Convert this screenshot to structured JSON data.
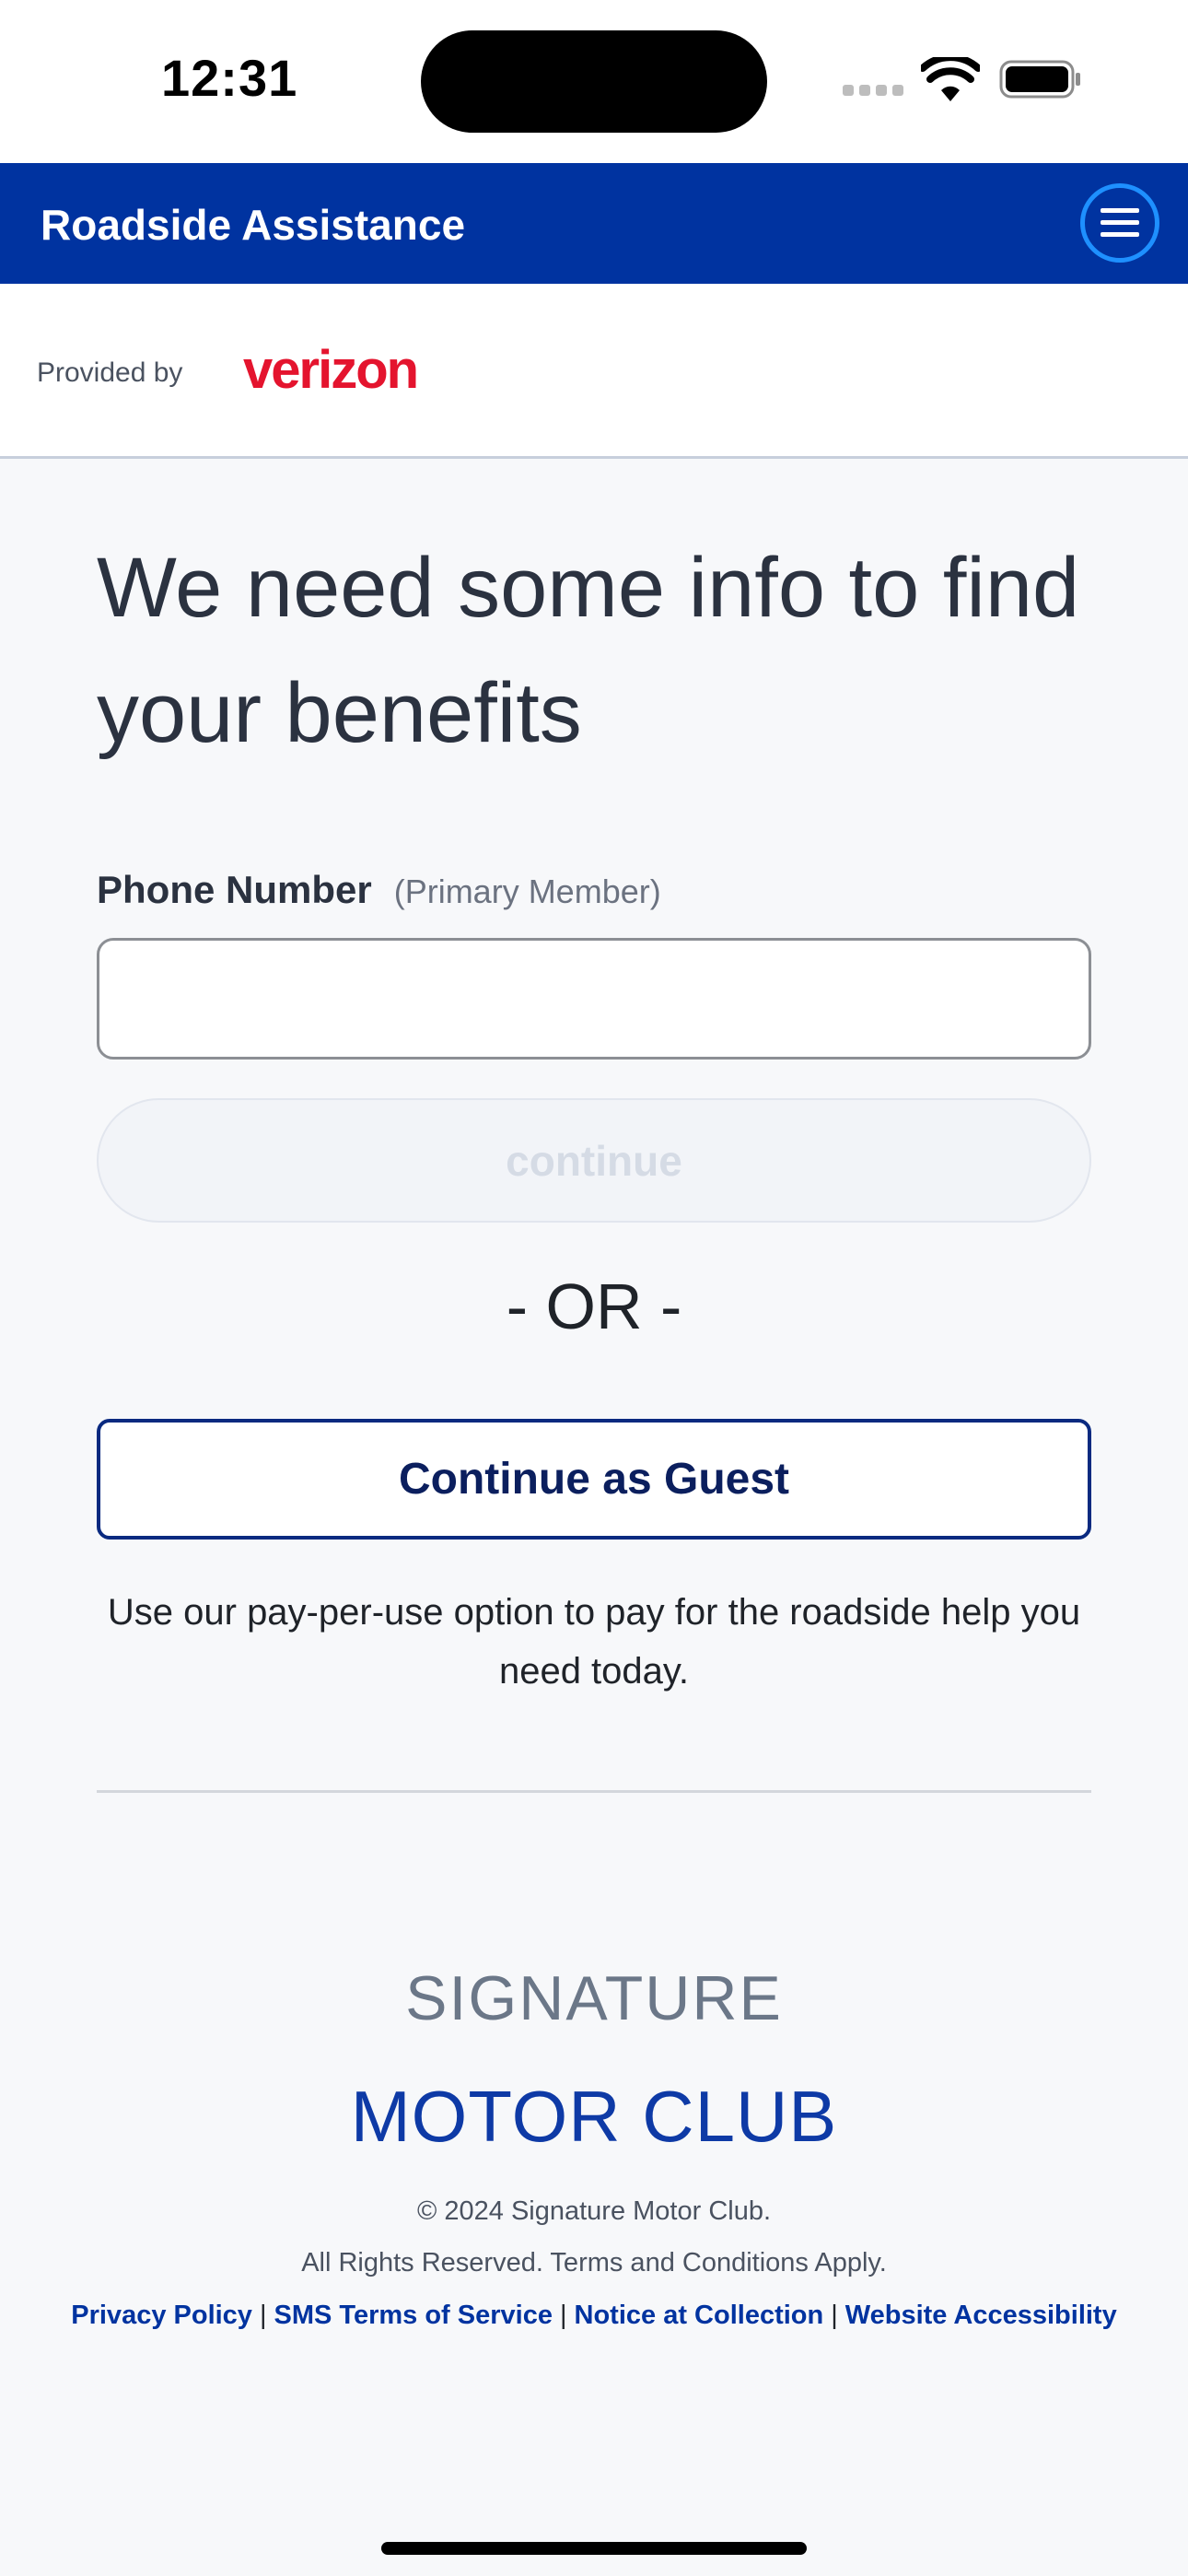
{
  "status_bar": {
    "time": "12:31"
  },
  "header": {
    "title": "Roadside Assistance"
  },
  "provider": {
    "label": "Provided by",
    "brand": "verizon"
  },
  "main": {
    "headline": "We need some info to find your benefits",
    "phone_label": "Phone Number",
    "phone_sublabel": "(Primary Member)",
    "phone_value": "",
    "continue_label": "continue",
    "or_text": "- OR -",
    "guest_label": "Continue as Guest",
    "guest_description": "Use our pay-per-use option to pay for the roadside help you need today."
  },
  "footer": {
    "brand_line1": "SIGNATURE",
    "brand_line2": "MOTOR CLUB",
    "copyright": "© 2024 Signature Motor Club.",
    "rights": "All Rights Reserved. Terms and Conditions Apply.",
    "links": {
      "privacy": "Privacy Policy",
      "sms": "SMS Terms of Service",
      "notice": "Notice at Collection",
      "accessibility": "Website Accessibility"
    },
    "separator": "|"
  },
  "colors": {
    "header_bg": "#0033a0",
    "verizon_red": "#e4142e",
    "brand_blue": "#0e3aa6",
    "guest_border": "#0a2a80"
  }
}
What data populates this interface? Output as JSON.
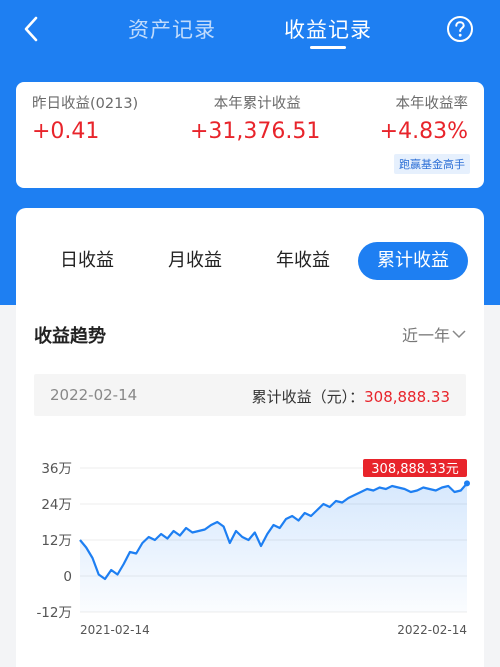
{
  "nav": {
    "back_icon": "chevron-left-icon",
    "tabs": [
      {
        "label": "资产记录",
        "active": false
      },
      {
        "label": "收益记录",
        "active": true
      }
    ],
    "help_icon": "question-circle-icon"
  },
  "summary": {
    "yesterday": {
      "label": "昨日收益(0213)",
      "value": "+0.41"
    },
    "ytd_total": {
      "label": "本年累计收益",
      "value": "+31,376.51"
    },
    "ytd_rate": {
      "label": "本年收益率",
      "value": "+4.83%"
    },
    "badge": "跑赢基金高手"
  },
  "segments": [
    {
      "label": "日收益",
      "active": false
    },
    {
      "label": "月收益",
      "active": false
    },
    {
      "label": "年收益",
      "active": false
    },
    {
      "label": "累计收益",
      "active": true
    }
  ],
  "trend": {
    "title": "收益趋势",
    "range": "近一年",
    "range_icon": "chevron-down-icon"
  },
  "info": {
    "date": "2022-02-14",
    "label": "累计收益（元）：",
    "value": "308,888.33"
  },
  "colors": {
    "brand_blue": "#1e7ff2",
    "gain_red": "#e8242b"
  },
  "chart_data": {
    "type": "area",
    "y_tick_labels": [
      "36万",
      "24万",
      "12万",
      "0",
      "-12万"
    ],
    "y_ticks": [
      360000,
      240000,
      120000,
      0,
      -120000
    ],
    "ylim": [
      -120000,
      360000
    ],
    "x_tick_labels": [
      "2021-02-14",
      "2022-02-14"
    ],
    "highlight_label": "308,888.33元",
    "series": [
      {
        "values": [
          120000,
          95000,
          60000,
          5000,
          -10000,
          20000,
          5000,
          40000,
          80000,
          75000,
          110000,
          130000,
          120000,
          140000,
          125000,
          150000,
          135000,
          160000,
          145000,
          150000,
          155000,
          170000,
          180000,
          165000,
          110000,
          150000,
          130000,
          120000,
          145000,
          100000,
          140000,
          170000,
          160000,
          190000,
          200000,
          185000,
          210000,
          200000,
          220000,
          240000,
          230000,
          250000,
          245000,
          260000,
          270000,
          280000,
          290000,
          285000,
          295000,
          290000,
          300000,
          295000,
          290000,
          280000,
          285000,
          295000,
          290000,
          285000,
          295000,
          300000,
          280000,
          285000,
          308888
        ]
      }
    ]
  }
}
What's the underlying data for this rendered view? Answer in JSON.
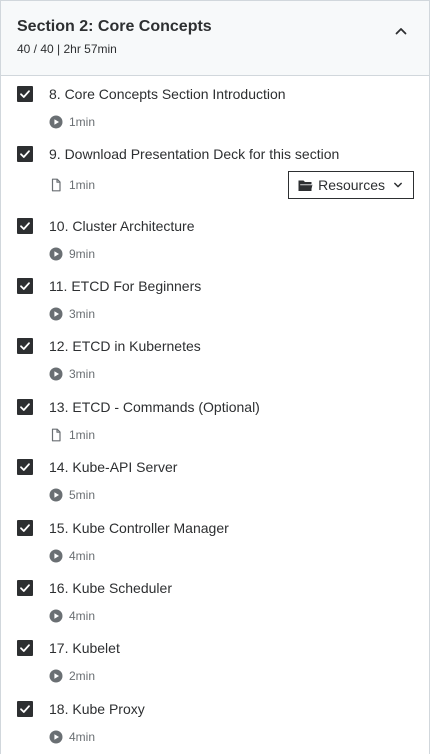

_INSTRUCTION_.
Exactly reproduce the entries above, minus the pictures.

_ANSWER TO THIS PROBLEM_.
Convert this screenshot to structured JSON data.
{
  "status_bar": {
    "time": "12:31"
  },
  "header": {
    "title": "Roadside Assistance"
  },
  "provider": {
    "label": "Provided by",
    "brand": "verizon"
  },
  "main": {
    "headline": "We need some info to find your benefits",
    "phone_label": "Phone Number",
    "phone_sublabel": "(Primary Member)",
    "phone_value": "",
    "continue_label": "continue",
    "or_text": "- OR -",
    "guest_label": "Continue as Guest",
    "guest_description": "Use our pay-per-use option to pay for the roadside help you need today."
  },
  "footer": {
    "brand_line1": "SIGNATURE",
    "brand_line2": "MOTOR CLUB",
    "copyright": "© 2024 Signature Motor Club.",
    "rights": "All Rights Reserved. Terms and Conditions Apply.",
    "links": {
      "privacy": "Privacy Policy",
      "sms": "SMS Terms of Service",
      "notice": "Notice at Collection",
      "accessibility": "Website Accessibility"
    },
    "separator": "|"
  },
  "colors": {
    "header_bg": "#0033a0",
    "verizon_red": "#e4142e",
    "brand_blue": "#0e3aa6",
    "guest_border": "#0a2a80"
  }
}
What data populates this interface? Output as JSON.
{
  "nav": {
    "back_icon": "chevron-left-icon",
    "tabs": [
      {
        "label": "资产记录",
        "active": false
      },
      {
        "label": "收益记录",
        "active": true
      }
    ],
    "help_icon": "question-circle-icon"
  },
  "summary": {
    "yesterday": {
      "label": "昨日收益(0213)",
      "value": "+0.41"
    },
    "ytd_total": {
      "label": "本年累计收益",
      "value": "+31,376.51"
    },
    "ytd_rate": {
      "label": "本年收益率",
      "value": "+4.83%"
    },
    "badge": "跑赢基金高手"
  },
  "segments": [
    {
      "label": "日收益",
      "active": false
    },
    {
      "label": "月收益",
      "active": false
    },
    {
      "label": "年收益",
      "active": false
    },
    {
      "label": "累计收益",
      "active": true
    }
  ],
  "trend": {
    "title": "收益趋势",
    "range": "近一年",
    "range_icon": "chevron-down-icon"
  },
  "info": {
    "date": "2022-02-14",
    "label": "累计收益（元）：",
    "value": "308,888.33"
  },
  "colors": {
    "brand_blue": "#1e7ff2",
    "gain_red": "#e8242b"
  },
  "chart_data": {
    "type": "area",
    "y_tick_labels": [
      "36万",
      "24万",
      "12万",
      "0",
      "-12万"
    ],
    "y_ticks": [
      360000,
      240000,
      120000,
      0,
      -120000
    ],
    "ylim": [
      -120000,
      360000
    ],
    "x_tick_labels": [
      "2021-02-14",
      "2022-02-14"
    ],
    "highlight_label": "308,888.33元",
    "series": [
      {
        "values": [
          120000,
          95000,
          60000,
          5000,
          -10000,
          20000,
          5000,
          40000,
          80000,
          75000,
          110000,
          130000,
          120000,
          140000,
          125000,
          150000,
          135000,
          160000,
          145000,
          150000,
          155000,
          170000,
          180000,
          165000,
          110000,
          150000,
          130000,
          120000,
          145000,
          100000,
          140000,
          170000,
          160000,
          190000,
          200000,
          185000,
          210000,
          200000,
          220000,
          240000,
          230000,
          250000,
          245000,
          260000,
          270000,
          280000,
          290000,
          285000,
          295000,
          290000,
          300000,
          295000,
          290000,
          280000,
          285000,
          295000,
          290000,
          285000,
          295000,
          300000,
          280000,
          285000,
          308888
        ]
      }
    ]
  }
}
What's the underlying data for this rendered view? Answer in JSON.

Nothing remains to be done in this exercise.